The exercise: Type out the records that follow, exactly as given.

## START Stored data

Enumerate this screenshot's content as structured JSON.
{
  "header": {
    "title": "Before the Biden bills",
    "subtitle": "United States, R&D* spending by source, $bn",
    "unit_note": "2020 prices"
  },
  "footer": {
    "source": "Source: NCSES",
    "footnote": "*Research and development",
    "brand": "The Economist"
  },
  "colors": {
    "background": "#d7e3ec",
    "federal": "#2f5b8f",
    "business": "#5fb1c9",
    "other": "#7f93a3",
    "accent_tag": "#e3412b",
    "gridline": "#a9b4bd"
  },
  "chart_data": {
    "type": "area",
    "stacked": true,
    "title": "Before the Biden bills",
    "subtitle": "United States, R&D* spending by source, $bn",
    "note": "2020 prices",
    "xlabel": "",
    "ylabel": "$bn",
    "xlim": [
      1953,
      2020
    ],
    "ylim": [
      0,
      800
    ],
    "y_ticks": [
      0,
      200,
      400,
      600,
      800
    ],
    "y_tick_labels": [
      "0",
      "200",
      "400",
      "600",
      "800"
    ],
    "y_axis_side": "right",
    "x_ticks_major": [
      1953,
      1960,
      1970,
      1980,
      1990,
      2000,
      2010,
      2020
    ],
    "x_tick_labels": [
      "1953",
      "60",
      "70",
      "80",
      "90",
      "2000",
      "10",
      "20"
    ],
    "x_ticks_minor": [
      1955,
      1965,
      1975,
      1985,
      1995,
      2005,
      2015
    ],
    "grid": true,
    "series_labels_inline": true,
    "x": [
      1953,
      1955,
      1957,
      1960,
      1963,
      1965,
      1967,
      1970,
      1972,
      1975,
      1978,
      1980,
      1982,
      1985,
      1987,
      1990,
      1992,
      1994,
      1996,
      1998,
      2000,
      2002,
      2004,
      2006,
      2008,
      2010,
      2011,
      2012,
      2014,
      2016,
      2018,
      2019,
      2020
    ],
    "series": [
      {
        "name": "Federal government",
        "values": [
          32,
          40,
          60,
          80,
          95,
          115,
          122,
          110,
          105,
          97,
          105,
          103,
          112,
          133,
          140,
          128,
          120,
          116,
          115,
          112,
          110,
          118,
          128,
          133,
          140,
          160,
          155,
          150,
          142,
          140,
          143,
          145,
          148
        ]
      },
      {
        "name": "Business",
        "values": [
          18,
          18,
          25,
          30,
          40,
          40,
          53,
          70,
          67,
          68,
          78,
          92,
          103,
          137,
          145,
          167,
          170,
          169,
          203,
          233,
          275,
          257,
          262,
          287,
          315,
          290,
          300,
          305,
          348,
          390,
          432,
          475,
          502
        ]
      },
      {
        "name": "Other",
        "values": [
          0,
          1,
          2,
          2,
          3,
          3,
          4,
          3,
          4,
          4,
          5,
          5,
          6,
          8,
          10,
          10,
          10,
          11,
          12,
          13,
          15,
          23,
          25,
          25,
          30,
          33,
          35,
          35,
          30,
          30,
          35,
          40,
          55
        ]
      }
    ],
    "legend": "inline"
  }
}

## END Stored data

Solution:
Enumerate this screenshot's content as structured JSON.
{
  "header": {
    "title": "Before the Biden bills",
    "subtitle": "United States, R&D* spending by source, $bn",
    "unit_note": "2020 prices"
  },
  "footer": {
    "source": "Source: NCSES",
    "footnote": "*Research and development",
    "brand": "The Economist"
  },
  "colors": {
    "background": "#d7e3ec",
    "federal": "#2f5b8f",
    "business": "#5fb1c9",
    "other": "#7f93a3",
    "accent_tag": "#e3412b",
    "gridline": "#a9b4bd"
  },
  "chart_data": {
    "type": "area",
    "stacked": true,
    "title": "Before the Biden bills",
    "subtitle": "United States, R&D* spending by source, $bn",
    "note": "2020 prices",
    "xlabel": "",
    "ylabel": "$bn",
    "xlim": [
      1953,
      2020
    ],
    "ylim": [
      0,
      800
    ],
    "y_ticks": [
      0,
      200,
      400,
      600,
      800
    ],
    "y_tick_labels": [
      "0",
      "200",
      "400",
      "600",
      "800"
    ],
    "y_axis_side": "right",
    "x_ticks_major": [
      1953,
      1960,
      1970,
      1980,
      1990,
      2000,
      2010,
      2020
    ],
    "x_tick_labels": [
      "1953",
      "60",
      "70",
      "80",
      "90",
      "2000",
      "10",
      "20"
    ],
    "x_ticks_minor": [
      1955,
      1965,
      1975,
      1985,
      1995,
      2005,
      2015
    ],
    "grid": true,
    "series_labels_inline": true,
    "x": [
      1953,
      1955,
      1957,
      1960,
      1963,
      1965,
      1967,
      1970,
      1972,
      1975,
      1978,
      1980,
      1982,
      1985,
      1987,
      1990,
      1992,
      1994,
      1996,
      1998,
      2000,
      2002,
      2004,
      2006,
      2008,
      2010,
      2011,
      2012,
      2014,
      2016,
      2018,
      2019,
      2020
    ],
    "series": [
      {
        "name": "Federal government",
        "values": [
          32,
          40,
          60,
          80,
          95,
          115,
          122,
          110,
          105,
          97,
          105,
          103,
          112,
          133,
          140,
          128,
          120,
          116,
          115,
          112,
          110,
          118,
          128,
          133,
          140,
          160,
          155,
          150,
          142,
          140,
          143,
          145,
          148
        ]
      },
      {
        "name": "Business",
        "values": [
          18,
          18,
          25,
          30,
          40,
          40,
          53,
          70,
          67,
          68,
          78,
          92,
          103,
          137,
          145,
          167,
          170,
          169,
          203,
          233,
          275,
          257,
          262,
          287,
          315,
          290,
          300,
          305,
          348,
          390,
          432,
          475,
          502
        ]
      },
      {
        "name": "Other",
        "values": [
          0,
          1,
          2,
          2,
          3,
          3,
          4,
          3,
          4,
          4,
          5,
          5,
          6,
          8,
          10,
          10,
          10,
          11,
          12,
          13,
          15,
          23,
          25,
          25,
          30,
          33,
          35,
          35,
          30,
          30,
          35,
          40,
          55
        ]
      }
    ],
    "legend": "inline"
  }
}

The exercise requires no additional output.